To do: Find how many lines in the data below mention "Case". Give the number only.
## BEGIN Listed records
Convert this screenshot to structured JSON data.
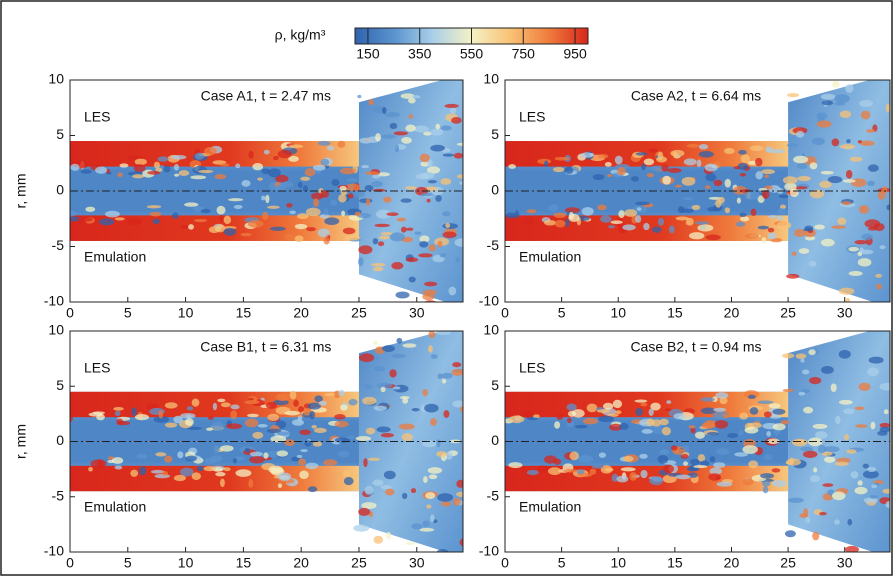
{
  "colorbar": {
    "label": "ρ, kg/m³",
    "lim": [
      100,
      1000
    ],
    "ticks": [
      150,
      350,
      550,
      750,
      950
    ],
    "colors": [
      "#2f63ae",
      "#5b93cf",
      "#a9cfe9",
      "#f4f1c4",
      "#f8c275",
      "#ef7b3c",
      "#d8261c"
    ]
  },
  "chart_data": [
    {
      "type": "contour",
      "title": "Case A1, t = 2.47 ms",
      "ylabel": "r, mm",
      "annotations": [
        "LES",
        "Emulation"
      ],
      "xlim": [
        0,
        34
      ],
      "ylim": [
        -10,
        10
      ],
      "xticks": [
        0,
        5,
        10,
        15,
        20,
        25,
        30
      ],
      "yticks": [
        -10,
        -5,
        0,
        5,
        10
      ]
    },
    {
      "type": "contour",
      "title": "Case A2, t = 6.64 ms",
      "annotations": [
        "LES",
        "Emulation"
      ],
      "xlim": [
        0,
        34
      ],
      "ylim": [
        -10,
        10
      ],
      "xticks": [
        0,
        5,
        10,
        15,
        20,
        25,
        30
      ],
      "yticks": [
        -10,
        -5,
        0,
        5,
        10
      ]
    },
    {
      "type": "contour",
      "title": "Case B1, t = 6.31 ms",
      "ylabel": "r, mm",
      "annotations": [
        "LES",
        "Emulation"
      ],
      "xlim": [
        0,
        34
      ],
      "ylim": [
        -10,
        10
      ],
      "xticks": [
        0,
        5,
        10,
        15,
        20,
        25,
        30
      ],
      "yticks": [
        -10,
        -5,
        0,
        5,
        10
      ]
    },
    {
      "type": "contour",
      "title": "Case B2, t = 0.94 ms",
      "annotations": [
        "LES",
        "Emulation"
      ],
      "xlim": [
        0,
        34
      ],
      "ylim": [
        -10,
        10
      ],
      "xticks": [
        0,
        5,
        10,
        15,
        20,
        25,
        30
      ],
      "yticks": [
        -10,
        -5,
        0,
        5,
        10
      ]
    }
  ]
}
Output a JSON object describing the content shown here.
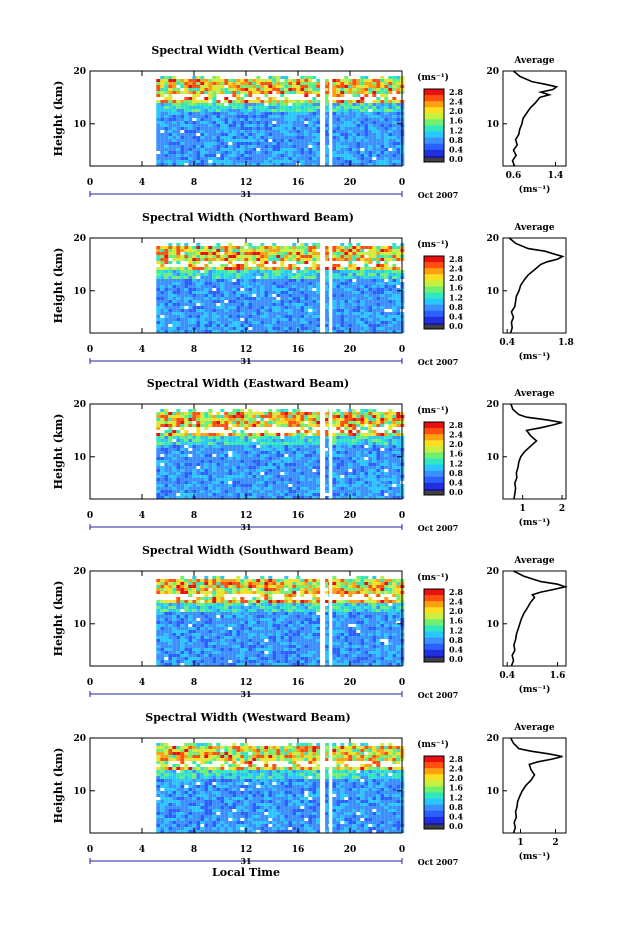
## END Listed records
Worked solution: 4